■ Your task
Output must match the records, character for character.

+++ Source material +++

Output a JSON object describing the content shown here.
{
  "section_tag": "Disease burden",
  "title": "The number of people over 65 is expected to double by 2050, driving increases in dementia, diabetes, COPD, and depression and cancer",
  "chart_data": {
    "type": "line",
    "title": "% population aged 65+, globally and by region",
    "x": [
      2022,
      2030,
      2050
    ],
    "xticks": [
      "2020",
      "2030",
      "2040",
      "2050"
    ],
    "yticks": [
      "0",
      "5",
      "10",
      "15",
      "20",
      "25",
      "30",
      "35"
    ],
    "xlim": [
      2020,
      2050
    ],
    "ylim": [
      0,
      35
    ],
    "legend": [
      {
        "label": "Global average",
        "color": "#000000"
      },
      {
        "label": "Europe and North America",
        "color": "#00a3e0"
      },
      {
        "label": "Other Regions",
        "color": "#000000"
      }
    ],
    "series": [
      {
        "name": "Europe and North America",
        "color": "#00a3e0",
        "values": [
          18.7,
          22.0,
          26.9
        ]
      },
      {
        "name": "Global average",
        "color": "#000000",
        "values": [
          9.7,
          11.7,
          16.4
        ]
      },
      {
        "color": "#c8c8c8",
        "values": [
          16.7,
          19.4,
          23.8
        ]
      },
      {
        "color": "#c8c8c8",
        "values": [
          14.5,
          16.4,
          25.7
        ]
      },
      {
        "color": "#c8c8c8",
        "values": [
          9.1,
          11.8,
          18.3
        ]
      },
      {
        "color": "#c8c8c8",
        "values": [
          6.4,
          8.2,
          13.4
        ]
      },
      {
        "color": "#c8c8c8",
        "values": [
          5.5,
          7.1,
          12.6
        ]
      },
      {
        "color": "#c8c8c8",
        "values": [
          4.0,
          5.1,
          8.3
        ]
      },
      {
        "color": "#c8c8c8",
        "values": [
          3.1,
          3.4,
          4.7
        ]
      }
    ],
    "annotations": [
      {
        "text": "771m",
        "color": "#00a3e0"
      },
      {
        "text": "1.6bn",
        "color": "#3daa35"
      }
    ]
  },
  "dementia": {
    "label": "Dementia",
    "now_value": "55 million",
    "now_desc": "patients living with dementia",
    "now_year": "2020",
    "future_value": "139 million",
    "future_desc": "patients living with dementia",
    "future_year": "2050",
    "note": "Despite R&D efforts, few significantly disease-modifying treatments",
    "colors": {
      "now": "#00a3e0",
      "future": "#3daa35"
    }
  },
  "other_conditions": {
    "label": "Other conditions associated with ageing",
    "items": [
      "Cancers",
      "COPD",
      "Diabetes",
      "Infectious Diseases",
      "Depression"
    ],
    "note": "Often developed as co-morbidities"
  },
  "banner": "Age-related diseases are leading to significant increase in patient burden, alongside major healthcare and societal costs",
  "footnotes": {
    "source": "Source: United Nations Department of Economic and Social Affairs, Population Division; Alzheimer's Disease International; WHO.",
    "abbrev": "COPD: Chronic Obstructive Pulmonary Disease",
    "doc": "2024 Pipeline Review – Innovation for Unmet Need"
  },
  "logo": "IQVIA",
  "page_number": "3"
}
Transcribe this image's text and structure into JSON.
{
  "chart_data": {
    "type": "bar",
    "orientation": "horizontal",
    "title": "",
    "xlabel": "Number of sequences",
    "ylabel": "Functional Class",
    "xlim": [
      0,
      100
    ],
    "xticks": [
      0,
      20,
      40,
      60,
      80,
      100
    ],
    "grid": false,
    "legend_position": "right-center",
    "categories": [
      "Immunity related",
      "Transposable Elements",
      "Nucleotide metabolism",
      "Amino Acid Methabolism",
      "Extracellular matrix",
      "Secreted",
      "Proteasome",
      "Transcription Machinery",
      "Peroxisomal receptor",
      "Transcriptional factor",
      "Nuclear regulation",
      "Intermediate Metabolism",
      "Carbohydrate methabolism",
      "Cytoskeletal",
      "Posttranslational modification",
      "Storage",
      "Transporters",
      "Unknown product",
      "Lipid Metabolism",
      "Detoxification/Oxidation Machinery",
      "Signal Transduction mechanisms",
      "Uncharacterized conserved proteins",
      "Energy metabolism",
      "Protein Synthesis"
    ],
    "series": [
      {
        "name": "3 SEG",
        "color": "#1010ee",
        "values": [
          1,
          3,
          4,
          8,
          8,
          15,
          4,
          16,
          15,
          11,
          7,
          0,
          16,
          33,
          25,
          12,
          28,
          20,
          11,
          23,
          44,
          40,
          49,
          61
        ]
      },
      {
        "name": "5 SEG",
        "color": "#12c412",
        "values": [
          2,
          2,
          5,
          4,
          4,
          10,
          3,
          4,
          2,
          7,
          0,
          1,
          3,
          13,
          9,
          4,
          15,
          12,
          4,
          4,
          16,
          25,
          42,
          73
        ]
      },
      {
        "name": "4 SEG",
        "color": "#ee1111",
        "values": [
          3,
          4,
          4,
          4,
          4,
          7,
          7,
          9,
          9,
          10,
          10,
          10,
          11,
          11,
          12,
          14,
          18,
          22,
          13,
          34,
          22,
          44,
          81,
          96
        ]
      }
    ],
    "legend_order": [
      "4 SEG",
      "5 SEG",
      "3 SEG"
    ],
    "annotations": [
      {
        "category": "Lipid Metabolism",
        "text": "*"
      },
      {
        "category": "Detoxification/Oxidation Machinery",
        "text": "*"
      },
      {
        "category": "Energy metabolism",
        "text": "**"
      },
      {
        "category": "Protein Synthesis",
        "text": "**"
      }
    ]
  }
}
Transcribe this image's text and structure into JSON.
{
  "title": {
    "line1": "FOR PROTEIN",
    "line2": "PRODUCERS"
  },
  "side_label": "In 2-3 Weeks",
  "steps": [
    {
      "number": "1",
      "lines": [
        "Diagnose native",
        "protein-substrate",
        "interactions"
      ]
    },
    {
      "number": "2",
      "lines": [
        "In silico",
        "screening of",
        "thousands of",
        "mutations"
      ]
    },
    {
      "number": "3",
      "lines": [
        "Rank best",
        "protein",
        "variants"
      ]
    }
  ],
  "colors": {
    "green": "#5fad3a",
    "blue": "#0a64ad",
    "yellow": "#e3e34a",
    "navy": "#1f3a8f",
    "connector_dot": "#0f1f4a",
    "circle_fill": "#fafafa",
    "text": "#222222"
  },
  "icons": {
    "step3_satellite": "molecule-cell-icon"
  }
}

+++

■ Exercise output
Output a JSON object describing the content shown here.
{
  "section_tag": "Disease burden",
  "title": "The number of people over 65 is expected to double by 2050, driving increases in dementia, diabetes, COPD, and depression and cancer",
  "chart_data": {
    "type": "line",
    "title": "% population aged 65+, globally and by region",
    "x": [
      2022,
      2030,
      2050
    ],
    "xticks": [
      "2020",
      "2030",
      "2040",
      "2050"
    ],
    "yticks": [
      "0",
      "5",
      "10",
      "15",
      "20",
      "25",
      "30",
      "35"
    ],
    "xlim": [
      2020,
      2050
    ],
    "ylim": [
      0,
      35
    ],
    "legend": [
      {
        "label": "Global average",
        "color": "#000000"
      },
      {
        "label": "Europe and North America",
        "color": "#00a3e0"
      },
      {
        "label": "Other Regions",
        "color": "#000000"
      }
    ],
    "series": [
      {
        "name": "Europe and North America",
        "color": "#00a3e0",
        "values": [
          18.7,
          22.0,
          26.9
        ]
      },
      {
        "name": "Global average",
        "color": "#000000",
        "values": [
          9.7,
          11.7,
          16.4
        ]
      },
      {
        "color": "#c8c8c8",
        "values": [
          16.7,
          19.4,
          23.8
        ]
      },
      {
        "color": "#c8c8c8",
        "values": [
          14.5,
          16.4,
          25.7
        ]
      },
      {
        "color": "#c8c8c8",
        "values": [
          9.1,
          11.8,
          18.3
        ]
      },
      {
        "color": "#c8c8c8",
        "values": [
          6.4,
          8.2,
          13.4
        ]
      },
      {
        "color": "#c8c8c8",
        "values": [
          5.5,
          7.1,
          12.6
        ]
      },
      {
        "color": "#c8c8c8",
        "values": [
          4.0,
          5.1,
          8.3
        ]
      },
      {
        "color": "#c8c8c8",
        "values": [
          3.1,
          3.4,
          4.7
        ]
      }
    ],
    "annotations": [
      {
        "text": "771m",
        "color": "#00a3e0"
      },
      {
        "text": "1.6bn",
        "color": "#3daa35"
      }
    ]
  },
  "dementia": {
    "label": "Dementia",
    "now_value": "55 million",
    "now_desc": "patients living with dementia",
    "now_year": "2020",
    "future_value": "139 million",
    "future_desc": "patients living with dementia",
    "future_year": "2050",
    "note": "Despite R&D efforts, few significantly disease-modifying treatments",
    "colors": {
      "now": "#00a3e0",
      "future": "#3daa35"
    }
  },
  "other_conditions": {
    "label": "Other conditions associated with ageing",
    "items": [
      "Cancers",
      "COPD",
      "Diabetes",
      "Infectious Diseases",
      "Depression"
    ],
    "note": "Often developed as co-morbidities"
  },
  "banner": "Age-related diseases are leading to significant increase in patient burden, alongside major healthcare and societal costs",
  "footnotes": {
    "source": "Source: United Nations Department of Economic and Social Affairs, Population Division; Alzheimer's Disease International; WHO.",
    "abbrev": "COPD: Chronic Obstructive Pulmonary Disease",
    "doc": "2024 Pipeline Review – Innovation for Unmet Need"
  },
  "logo": "IQVIA",
  "page_number": "3"
}
Transcribe this image's text and structure into JSON.
{
  "chart_data": {
    "type": "bar",
    "orientation": "horizontal",
    "title": "",
    "xlabel": "Number of sequences",
    "ylabel": "Functional Class",
    "xlim": [
      0,
      100
    ],
    "xticks": [
      0,
      20,
      40,
      60,
      80,
      100
    ],
    "grid": false,
    "legend_position": "right-center",
    "categories": [
      "Immunity related",
      "Transposable Elements",
      "Nucleotide metabolism",
      "Amino Acid Methabolism",
      "Extracellular matrix",
      "Secreted",
      "Proteasome",
      "Transcription Machinery",
      "Peroxisomal receptor",
      "Transcriptional factor",
      "Nuclear regulation",
      "Intermediate Metabolism",
      "Carbohydrate methabolism",
      "Cytoskeletal",
      "Posttranslational modification",
      "Storage",
      "Transporters",
      "Unknown product",
      "Lipid Metabolism",
      "Detoxification/Oxidation Machinery",
      "Signal Transduction mechanisms",
      "Uncharacterized conserved proteins",
      "Energy metabolism",
      "Protein Synthesis"
    ],
    "series": [
      {
        "name": "3 SEG",
        "color": "#1010ee",
        "values": [
          1,
          3,
          4,
          8,
          8,
          15,
          4,
          16,
          15,
          11,
          7,
          0,
          16,
          33,
          25,
          12,
          28,
          20,
          11,
          23,
          44,
          40,
          49,
          61
        ]
      },
      {
        "name": "5 SEG",
        "color": "#12c412",
        "values": [
          2,
          2,
          5,
          4,
          4,
          10,
          3,
          4,
          2,
          7,
          0,
          1,
          3,
          13,
          9,
          4,
          15,
          12,
          4,
          4,
          16,
          25,
          42,
          73
        ]
      },
      {
        "name": "4 SEG",
        "color": "#ee1111",
        "values": [
          3,
          4,
          4,
          4,
          4,
          7,
          7,
          9,
          9,
          10,
          10,
          10,
          11,
          11,
          12,
          14,
          18,
          22,
          13,
          34,
          22,
          44,
          81,
          96
        ]
      }
    ],
    "legend_order": [
      "4 SEG",
      "5 SEG",
      "3 SEG"
    ],
    "annotations": [
      {
        "category": "Lipid Metabolism",
        "text": "*"
      },
      {
        "category": "Detoxification/Oxidation Machinery",
        "text": "*"
      },
      {
        "category": "Energy metabolism",
        "text": "**"
      },
      {
        "category": "Protein Synthesis",
        "text": "**"
      }
    ]
  }
}
Transcribe this image's text and structure into JSON.
{
  "title": {
    "line1": "FOR PROTEIN",
    "line2": "PRODUCERS"
  },
  "side_label": "In 2-3 Weeks",
  "steps": [
    {
      "number": "1",
      "lines": [
        "Diagnose native",
        "protein-substrate",
        "interactions"
      ]
    },
    {
      "number": "2",
      "lines": [
        "In silico",
        "screening of",
        "thousands of",
        "mutations"
      ]
    },
    {
      "number": "3",
      "lines": [
        "Rank best",
        "protein",
        "variants"
      ]
    }
  ],
  "colors": {
    "green": "#5fad3a",
    "blue": "#0a64ad",
    "yellow": "#e3e34a",
    "navy": "#1f3a8f",
    "connector_dot": "#0f1f4a",
    "circle_fill": "#fafafa",
    "text": "#222222"
  },
  "icons": {
    "step3_satellite": "molecule-cell-icon"
  }
}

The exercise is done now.